» **WRITTEN TASK A**
List the usernames of everyone who posted in the stuffed tomatoes thread.

» **PASSAGE**
Start

# Stuffed Tomatoes HELP!



## foodie4life (Jun 29, 2007)

I have a luncheon on Monday for 30 women. They are having stuffed tomatoes a long with a few other things.

If today is saturday when is the earliest I can start and can I stuff them the night before?

I have to do 90 total each with different stuffings!!!


----------



## ceejay (Apr 26, 2008)

Of course you can stuff them the night before, they hold you very well over night. What are you stuffing them with, I my self like to stuff them with a little borsin cheese with a little panko top. sound yummy.


----------



## dirk skene (Feb 13, 2007)

They should keep at least 3 days in the frig. Wrap 'em up on a plate.


----------



## tastygourmet (Apr 19, 2008)

I think you are talking about a salad type stuffed tomato???
They do not hold well...stuff the last thing the night before.
Put them on parchment lined sheet trays and cover with well rung out
damp cheese cloth and cover tightly with plastic.
I am thinking, chicken salad, egg salad, tuna salad, a mixed veggie and brown rice salad or use orzo. use mayo and sourcream in the chicken salad with some dried apricots, almonds and a little curry. Keep the tuna simple: celery, very little onion,
easy mayo. use a vinaigrette on the rice or orzo salad.
Plate on a light bed of mixed field greens with something like blanched asparagus or long green beans spokeing out and seperating the tomatoes. 

Good Luck


----------

End

[Boxed element entries]
Start

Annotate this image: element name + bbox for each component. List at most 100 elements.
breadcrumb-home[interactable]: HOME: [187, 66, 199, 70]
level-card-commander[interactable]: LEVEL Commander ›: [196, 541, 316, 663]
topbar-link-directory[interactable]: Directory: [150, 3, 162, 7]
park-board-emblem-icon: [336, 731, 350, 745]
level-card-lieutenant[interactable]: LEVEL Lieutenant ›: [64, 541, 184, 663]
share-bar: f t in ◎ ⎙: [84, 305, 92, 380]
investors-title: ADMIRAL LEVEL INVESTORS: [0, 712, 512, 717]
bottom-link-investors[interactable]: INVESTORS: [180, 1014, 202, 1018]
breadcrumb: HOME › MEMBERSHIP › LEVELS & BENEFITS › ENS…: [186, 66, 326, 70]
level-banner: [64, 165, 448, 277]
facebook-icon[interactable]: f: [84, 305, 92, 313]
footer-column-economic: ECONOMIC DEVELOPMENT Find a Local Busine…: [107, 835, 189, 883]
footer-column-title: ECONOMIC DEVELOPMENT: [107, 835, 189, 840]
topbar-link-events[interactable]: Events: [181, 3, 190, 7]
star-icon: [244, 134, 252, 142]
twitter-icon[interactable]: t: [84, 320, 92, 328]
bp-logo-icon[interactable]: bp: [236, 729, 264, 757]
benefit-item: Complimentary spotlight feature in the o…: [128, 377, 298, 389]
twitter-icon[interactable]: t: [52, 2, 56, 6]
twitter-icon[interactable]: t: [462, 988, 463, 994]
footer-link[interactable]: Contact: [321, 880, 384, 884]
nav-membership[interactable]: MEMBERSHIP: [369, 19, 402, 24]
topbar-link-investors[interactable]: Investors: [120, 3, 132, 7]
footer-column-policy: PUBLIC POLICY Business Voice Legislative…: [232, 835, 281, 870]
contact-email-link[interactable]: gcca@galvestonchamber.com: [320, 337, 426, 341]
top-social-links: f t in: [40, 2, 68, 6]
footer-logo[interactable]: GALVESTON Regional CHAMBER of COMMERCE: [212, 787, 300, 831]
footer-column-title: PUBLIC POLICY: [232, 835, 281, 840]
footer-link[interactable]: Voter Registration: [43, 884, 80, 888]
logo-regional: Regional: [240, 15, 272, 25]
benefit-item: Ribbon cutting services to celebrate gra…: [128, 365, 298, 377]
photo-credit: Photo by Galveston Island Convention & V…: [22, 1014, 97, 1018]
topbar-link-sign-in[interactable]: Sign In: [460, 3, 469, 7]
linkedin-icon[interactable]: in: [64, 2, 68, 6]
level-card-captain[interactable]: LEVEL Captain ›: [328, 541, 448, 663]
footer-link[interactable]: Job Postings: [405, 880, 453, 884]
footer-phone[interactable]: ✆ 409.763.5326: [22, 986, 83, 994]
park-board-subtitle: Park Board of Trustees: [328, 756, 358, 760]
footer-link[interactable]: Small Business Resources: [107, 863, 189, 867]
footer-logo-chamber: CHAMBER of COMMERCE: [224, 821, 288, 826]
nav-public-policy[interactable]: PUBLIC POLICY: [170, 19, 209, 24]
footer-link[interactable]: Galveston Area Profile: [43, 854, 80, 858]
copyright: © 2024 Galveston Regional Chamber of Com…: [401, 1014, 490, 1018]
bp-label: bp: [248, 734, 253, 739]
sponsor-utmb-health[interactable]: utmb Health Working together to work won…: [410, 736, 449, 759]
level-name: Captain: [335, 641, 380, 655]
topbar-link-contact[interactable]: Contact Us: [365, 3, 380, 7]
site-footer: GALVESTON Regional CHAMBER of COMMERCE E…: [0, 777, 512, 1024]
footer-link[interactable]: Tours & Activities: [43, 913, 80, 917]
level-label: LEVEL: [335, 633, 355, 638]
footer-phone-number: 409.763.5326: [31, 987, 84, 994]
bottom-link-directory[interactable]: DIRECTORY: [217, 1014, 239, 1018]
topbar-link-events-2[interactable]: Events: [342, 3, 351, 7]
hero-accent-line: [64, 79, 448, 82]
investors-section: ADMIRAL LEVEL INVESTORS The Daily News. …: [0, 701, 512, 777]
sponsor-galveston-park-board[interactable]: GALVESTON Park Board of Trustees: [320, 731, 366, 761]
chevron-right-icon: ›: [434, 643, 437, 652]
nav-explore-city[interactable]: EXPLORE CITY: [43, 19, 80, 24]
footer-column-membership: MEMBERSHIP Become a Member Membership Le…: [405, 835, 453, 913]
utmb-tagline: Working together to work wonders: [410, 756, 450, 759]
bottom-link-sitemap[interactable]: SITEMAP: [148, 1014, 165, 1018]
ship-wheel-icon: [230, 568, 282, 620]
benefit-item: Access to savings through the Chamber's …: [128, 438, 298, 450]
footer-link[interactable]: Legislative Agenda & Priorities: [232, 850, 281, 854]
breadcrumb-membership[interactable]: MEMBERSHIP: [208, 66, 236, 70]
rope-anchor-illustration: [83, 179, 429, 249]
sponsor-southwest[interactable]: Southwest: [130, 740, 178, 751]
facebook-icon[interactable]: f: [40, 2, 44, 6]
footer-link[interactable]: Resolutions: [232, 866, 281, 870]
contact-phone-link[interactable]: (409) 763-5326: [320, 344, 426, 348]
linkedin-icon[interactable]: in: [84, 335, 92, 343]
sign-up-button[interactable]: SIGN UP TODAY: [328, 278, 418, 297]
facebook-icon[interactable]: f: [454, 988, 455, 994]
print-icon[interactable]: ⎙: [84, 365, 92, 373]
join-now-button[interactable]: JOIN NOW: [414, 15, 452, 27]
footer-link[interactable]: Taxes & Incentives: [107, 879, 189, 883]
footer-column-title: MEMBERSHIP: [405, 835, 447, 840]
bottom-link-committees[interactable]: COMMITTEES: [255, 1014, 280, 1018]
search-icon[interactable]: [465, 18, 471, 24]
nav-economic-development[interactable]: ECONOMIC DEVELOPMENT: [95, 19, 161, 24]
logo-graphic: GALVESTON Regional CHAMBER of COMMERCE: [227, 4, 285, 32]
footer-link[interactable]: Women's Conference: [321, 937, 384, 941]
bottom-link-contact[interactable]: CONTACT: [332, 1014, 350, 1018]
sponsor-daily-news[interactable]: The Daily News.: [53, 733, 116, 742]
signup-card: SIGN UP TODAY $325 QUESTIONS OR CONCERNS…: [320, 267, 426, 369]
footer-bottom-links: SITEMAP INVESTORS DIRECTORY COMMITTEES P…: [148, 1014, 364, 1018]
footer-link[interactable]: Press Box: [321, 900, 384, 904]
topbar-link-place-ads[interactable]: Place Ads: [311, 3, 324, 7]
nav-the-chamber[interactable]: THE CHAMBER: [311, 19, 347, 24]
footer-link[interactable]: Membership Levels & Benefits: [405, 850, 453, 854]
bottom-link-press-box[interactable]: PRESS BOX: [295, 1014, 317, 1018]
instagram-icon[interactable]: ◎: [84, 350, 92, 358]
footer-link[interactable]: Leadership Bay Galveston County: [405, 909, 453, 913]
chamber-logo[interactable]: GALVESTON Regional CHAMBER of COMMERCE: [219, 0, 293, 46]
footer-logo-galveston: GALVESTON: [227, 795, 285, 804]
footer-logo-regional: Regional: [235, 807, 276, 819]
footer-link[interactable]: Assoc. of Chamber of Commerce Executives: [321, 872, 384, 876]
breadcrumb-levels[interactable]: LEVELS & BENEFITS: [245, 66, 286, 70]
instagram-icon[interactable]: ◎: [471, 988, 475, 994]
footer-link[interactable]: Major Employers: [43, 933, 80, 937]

End

» **WRITTEN TASK B**
Lay out the part of the records that runs from their first line through the line containing "337, 426, 341]" as a Markdown table with columns n and Line, leaving out blank lines.

» **CORRECT RESULT A**
foodie4life, ceejay, dirk skene, tastygourmet

» **CORRECT RESULT B**
| n | Line |
|---|---|
| 1 | Annotate this image: element name + bbox for each component. List at most 100 elements. |
| 2 | breadcrumb-home[interactable]: HOME: [187, 66, 199, 70] |
| 3 | level-card-commander[interactable]: LEVEL Commander ›: [196, 541, 316, 663] |
| 4 | topbar-link-directory[interactable]: Directory: [150, 3, 162, 7] |
| 5 | park-board-emblem-icon: [336, 731, 350, 745] |
| 6 | level-card-lieutenant[interactable]: LEVEL Lieutenant ›: [64, 541, 184, 663] |
| 7 | share-bar: f t in ◎ ⎙: [84, 305, 92, 380] |
| 8 | investors-title: ADMIRAL LEVEL INVESTORS: [0, 712, 512, 717] |
| 9 | bottom-link-investors[interactable]: INVESTORS: [180, 1014, 202, 1018] |
| 10 | breadcrumb: HOME › MEMBERSHIP › LEVELS & BENEFITS › ENS…: [186, 66, 326, 70] |
| 11 | level-banner: [64, 165, 448, 277] |
| 12 | facebook-icon[interactable]: f: [84, 305, 92, 313] |
| 13 | footer-column-economic: ECONOMIC DEVELOPMENT Find a Local Busine…: [107, 835, 189, 883] |
| 14 | footer-column-title: ECONOMIC DEVELOPMENT: [107, 835, 189, 840] |
| 15 | topbar-link-events[interactable]: Events: [181, 3, 190, 7] |
| 16 | star-icon: [244, 134, 252, 142] |
| 17 | twitter-icon[interactable]: t: [84, 320, 92, 328] |
| 18 | bp-logo-icon[interactable]: bp: [236, 729, 264, 757] |
| 19 | benefit-item: Complimentary spotlight feature in the o…: [128, 377, 298, 389] |
| 20 | twitter-icon[interactable]: t: [52, 2, 56, 6] |
| 21 | twitter-icon[interactable]: t: [462, 988, 463, 994] |
| 22 | footer-link[interactable]: Contact: [321, 880, 384, 884] |
| 23 | nav-membership[interactable]: MEMBERSHIP: [369, 19, 402, 24] |
| 24 | topbar-link-investors[interactable]: Investors: [120, 3, 132, 7] |
| 25 | footer-column-policy: PUBLIC POLICY Business Voice Legislative…: [232, 835, 281, 870] |
| 26 | contact-email-link[interactable]: gcca@galvestonchamber.com: [320, 337, 426, 341] |